[Source data]
----

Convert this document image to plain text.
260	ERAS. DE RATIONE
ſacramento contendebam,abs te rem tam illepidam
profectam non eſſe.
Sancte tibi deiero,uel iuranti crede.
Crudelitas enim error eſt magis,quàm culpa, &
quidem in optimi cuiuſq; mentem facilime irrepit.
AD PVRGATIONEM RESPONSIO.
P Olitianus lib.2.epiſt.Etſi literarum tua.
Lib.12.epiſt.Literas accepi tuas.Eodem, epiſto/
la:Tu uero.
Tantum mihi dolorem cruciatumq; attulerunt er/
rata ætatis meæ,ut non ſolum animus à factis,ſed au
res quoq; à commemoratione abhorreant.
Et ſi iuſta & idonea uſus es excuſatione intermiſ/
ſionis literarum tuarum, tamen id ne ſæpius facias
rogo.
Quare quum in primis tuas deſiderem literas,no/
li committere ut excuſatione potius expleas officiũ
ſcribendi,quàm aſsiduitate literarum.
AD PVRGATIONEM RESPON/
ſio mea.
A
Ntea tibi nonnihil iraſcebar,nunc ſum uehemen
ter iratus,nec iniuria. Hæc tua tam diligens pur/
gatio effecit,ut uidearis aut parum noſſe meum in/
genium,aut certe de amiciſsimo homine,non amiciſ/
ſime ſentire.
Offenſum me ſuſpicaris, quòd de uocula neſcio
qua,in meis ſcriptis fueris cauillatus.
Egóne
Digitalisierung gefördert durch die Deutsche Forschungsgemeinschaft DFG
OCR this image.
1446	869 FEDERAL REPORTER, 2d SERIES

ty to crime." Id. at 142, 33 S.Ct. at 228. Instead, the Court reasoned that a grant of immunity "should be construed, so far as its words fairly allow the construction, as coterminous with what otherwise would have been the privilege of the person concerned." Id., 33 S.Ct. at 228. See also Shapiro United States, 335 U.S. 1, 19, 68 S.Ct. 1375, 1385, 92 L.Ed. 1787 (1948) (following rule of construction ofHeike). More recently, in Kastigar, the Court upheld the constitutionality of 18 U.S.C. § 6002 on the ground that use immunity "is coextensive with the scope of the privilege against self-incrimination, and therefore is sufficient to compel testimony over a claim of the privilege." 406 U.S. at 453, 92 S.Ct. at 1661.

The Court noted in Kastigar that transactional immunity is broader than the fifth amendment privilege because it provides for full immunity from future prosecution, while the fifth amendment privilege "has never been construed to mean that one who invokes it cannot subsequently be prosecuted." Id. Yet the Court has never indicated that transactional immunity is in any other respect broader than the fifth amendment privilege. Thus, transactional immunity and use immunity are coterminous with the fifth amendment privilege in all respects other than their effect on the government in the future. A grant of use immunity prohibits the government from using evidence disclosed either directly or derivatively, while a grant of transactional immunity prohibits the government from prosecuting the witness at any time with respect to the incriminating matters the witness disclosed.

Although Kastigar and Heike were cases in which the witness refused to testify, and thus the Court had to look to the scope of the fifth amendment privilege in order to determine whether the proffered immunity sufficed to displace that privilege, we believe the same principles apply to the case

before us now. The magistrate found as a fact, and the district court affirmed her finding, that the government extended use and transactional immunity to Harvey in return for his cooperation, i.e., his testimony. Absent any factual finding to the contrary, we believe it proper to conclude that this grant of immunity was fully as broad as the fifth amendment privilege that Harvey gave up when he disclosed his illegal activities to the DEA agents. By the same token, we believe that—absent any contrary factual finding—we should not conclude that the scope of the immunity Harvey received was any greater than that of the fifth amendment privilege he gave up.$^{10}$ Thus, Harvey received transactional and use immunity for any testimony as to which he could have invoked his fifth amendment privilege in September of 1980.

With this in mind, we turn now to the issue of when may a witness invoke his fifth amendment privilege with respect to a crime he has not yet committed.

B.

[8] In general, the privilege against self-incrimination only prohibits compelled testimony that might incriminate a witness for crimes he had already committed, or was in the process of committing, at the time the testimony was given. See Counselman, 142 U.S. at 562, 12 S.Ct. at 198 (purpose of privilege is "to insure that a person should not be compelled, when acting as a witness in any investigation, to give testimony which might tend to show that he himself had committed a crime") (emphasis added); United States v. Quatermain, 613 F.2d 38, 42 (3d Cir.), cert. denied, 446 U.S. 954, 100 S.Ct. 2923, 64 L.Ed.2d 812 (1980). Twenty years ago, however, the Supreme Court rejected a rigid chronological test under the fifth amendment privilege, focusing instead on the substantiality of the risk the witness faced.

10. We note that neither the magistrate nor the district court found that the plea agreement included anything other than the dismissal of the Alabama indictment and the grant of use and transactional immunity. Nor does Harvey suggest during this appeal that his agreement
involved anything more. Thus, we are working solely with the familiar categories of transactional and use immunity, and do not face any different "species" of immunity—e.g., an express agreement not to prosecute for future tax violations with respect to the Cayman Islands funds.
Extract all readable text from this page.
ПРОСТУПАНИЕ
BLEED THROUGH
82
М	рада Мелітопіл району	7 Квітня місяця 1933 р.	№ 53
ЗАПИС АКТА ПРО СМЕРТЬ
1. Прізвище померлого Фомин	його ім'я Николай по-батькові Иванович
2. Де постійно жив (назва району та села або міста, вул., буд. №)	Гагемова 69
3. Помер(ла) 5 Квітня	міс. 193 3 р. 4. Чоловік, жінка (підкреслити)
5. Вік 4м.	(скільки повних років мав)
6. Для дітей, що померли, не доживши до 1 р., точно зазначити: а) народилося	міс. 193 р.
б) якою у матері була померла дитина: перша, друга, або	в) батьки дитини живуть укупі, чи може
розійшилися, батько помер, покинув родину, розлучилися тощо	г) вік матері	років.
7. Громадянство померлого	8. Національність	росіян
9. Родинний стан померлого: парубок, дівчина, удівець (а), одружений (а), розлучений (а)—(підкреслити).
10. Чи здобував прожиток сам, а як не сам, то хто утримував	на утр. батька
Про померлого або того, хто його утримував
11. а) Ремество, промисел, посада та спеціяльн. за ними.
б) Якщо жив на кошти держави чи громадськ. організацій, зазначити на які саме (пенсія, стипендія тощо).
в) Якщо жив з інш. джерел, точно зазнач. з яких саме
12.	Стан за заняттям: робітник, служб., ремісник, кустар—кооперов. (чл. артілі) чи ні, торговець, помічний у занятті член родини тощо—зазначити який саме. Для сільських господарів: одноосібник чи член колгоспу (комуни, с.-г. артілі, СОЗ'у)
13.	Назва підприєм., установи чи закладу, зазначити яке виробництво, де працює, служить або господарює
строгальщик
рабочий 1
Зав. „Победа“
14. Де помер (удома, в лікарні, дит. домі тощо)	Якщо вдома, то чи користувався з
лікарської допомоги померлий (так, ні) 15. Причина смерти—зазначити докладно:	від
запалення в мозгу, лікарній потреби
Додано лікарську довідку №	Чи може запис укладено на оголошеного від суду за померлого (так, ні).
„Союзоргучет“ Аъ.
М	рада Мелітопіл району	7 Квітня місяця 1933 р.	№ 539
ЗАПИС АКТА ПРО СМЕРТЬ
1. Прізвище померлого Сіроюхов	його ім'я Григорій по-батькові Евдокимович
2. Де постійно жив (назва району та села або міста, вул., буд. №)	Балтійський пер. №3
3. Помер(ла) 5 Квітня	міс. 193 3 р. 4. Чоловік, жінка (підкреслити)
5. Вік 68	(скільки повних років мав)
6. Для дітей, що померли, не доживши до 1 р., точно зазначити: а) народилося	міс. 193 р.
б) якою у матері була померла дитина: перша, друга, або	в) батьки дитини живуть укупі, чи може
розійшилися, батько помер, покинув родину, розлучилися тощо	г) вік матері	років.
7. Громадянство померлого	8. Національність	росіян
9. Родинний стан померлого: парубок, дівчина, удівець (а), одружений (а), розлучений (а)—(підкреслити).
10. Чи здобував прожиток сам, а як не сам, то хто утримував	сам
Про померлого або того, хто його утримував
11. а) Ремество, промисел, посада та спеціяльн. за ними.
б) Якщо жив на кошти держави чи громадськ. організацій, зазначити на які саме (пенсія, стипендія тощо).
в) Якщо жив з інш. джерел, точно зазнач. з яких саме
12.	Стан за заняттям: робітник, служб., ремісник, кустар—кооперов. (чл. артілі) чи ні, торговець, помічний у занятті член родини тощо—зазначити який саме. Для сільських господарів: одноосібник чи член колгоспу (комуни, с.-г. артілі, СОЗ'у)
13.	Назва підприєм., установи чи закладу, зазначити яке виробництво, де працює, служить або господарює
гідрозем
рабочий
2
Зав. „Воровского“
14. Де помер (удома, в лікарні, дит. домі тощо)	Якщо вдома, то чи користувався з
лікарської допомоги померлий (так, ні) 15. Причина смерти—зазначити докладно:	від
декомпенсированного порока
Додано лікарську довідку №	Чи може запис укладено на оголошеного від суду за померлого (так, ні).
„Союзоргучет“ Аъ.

----

[Aim of the task]
Each line that has the word "which" counts once. How many such lines are in the data? Give the number alone.

[Task output]
3